## Task instructions
Keep the pictures out and restate every record exactly.

[Rows from a figure dataset]
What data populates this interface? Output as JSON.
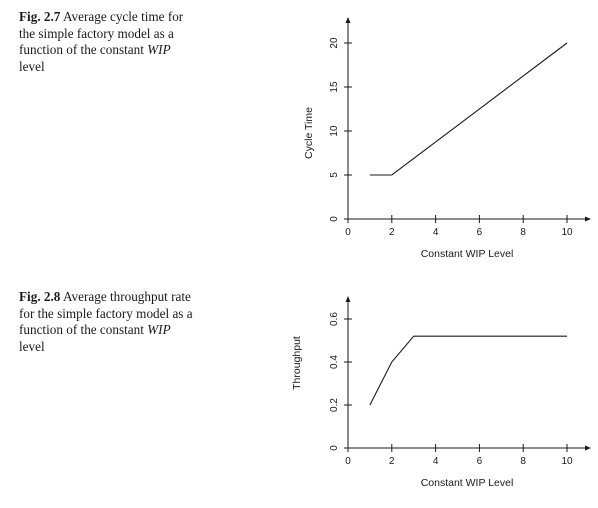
{
  "figures": [
    {
      "caption": {
        "number": "Fig. 2.7",
        "parts": [
          {
            "text": "Average cycle time for the simple factory model as a function of the constant ",
            "italic": false
          },
          {
            "text": "WIP",
            "italic": true
          },
          {
            "text": " level",
            "italic": false
          }
        ]
      },
      "chart_data": {
        "type": "line",
        "xlabel": "Constant WIP Level",
        "ylabel": "Cycle Time",
        "xlim": [
          0,
          11
        ],
        "ylim": [
          0,
          22
        ],
        "xticks": [
          0,
          2,
          4,
          6,
          8,
          10
        ],
        "yticks": [
          0,
          5,
          10,
          15,
          20
        ],
        "x": [
          1,
          2,
          10
        ],
        "y": [
          5,
          5,
          20
        ],
        "grid": false
      }
    },
    {
      "caption": {
        "number": "Fig. 2.8",
        "parts": [
          {
            "text": "Average throughput rate for the simple factory model as a function of the constant ",
            "italic": false
          },
          {
            "text": "WIP",
            "italic": true
          },
          {
            "text": " level",
            "italic": false
          }
        ]
      },
      "chart_data": {
        "type": "line",
        "xlabel": "Constant WIP Level",
        "ylabel": "Throughput",
        "xlim": [
          0,
          11
        ],
        "ylim": [
          0,
          0.7
        ],
        "xticks": [
          0,
          2,
          4,
          6,
          8,
          10
        ],
        "yticks": [
          0,
          0.2,
          0.4,
          0.6
        ],
        "x": [
          1,
          2,
          3,
          10
        ],
        "y": [
          0.2,
          0.4,
          0.52,
          0.52
        ],
        "grid": false
      }
    }
  ]
}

## Exercise answer
What data populates this interface? Output as JSON.
{
  "figures": [
    {
      "caption": {
        "number": "Fig. 2.7",
        "parts": [
          {
            "text": "Average cycle time for the simple factory model as a function of the constant ",
            "italic": false
          },
          {
            "text": "WIP",
            "italic": true
          },
          {
            "text": " level",
            "italic": false
          }
        ]
      },
      "chart_data": {
        "type": "line",
        "xlabel": "Constant WIP Level",
        "ylabel": "Cycle Time",
        "xlim": [
          0,
          11
        ],
        "ylim": [
          0,
          22
        ],
        "xticks": [
          0,
          2,
          4,
          6,
          8,
          10
        ],
        "yticks": [
          0,
          5,
          10,
          15,
          20
        ],
        "x": [
          1,
          2,
          10
        ],
        "y": [
          5,
          5,
          20
        ],
        "grid": false
      }
    },
    {
      "caption": {
        "number": "Fig. 2.8",
        "parts": [
          {
            "text": "Average throughput rate for the simple factory model as a function of the constant ",
            "italic": false
          },
          {
            "text": "WIP",
            "italic": true
          },
          {
            "text": " level",
            "italic": false
          }
        ]
      },
      "chart_data": {
        "type": "line",
        "xlabel": "Constant WIP Level",
        "ylabel": "Throughput",
        "xlim": [
          0,
          11
        ],
        "ylim": [
          0,
          0.7
        ],
        "xticks": [
          0,
          2,
          4,
          6,
          8,
          10
        ],
        "yticks": [
          0,
          0.2,
          0.4,
          0.6
        ],
        "x": [
          1,
          2,
          3,
          10
        ],
        "y": [
          0.2,
          0.4,
          0.52,
          0.52
        ],
        "grid": false
      }
    }
  ]
}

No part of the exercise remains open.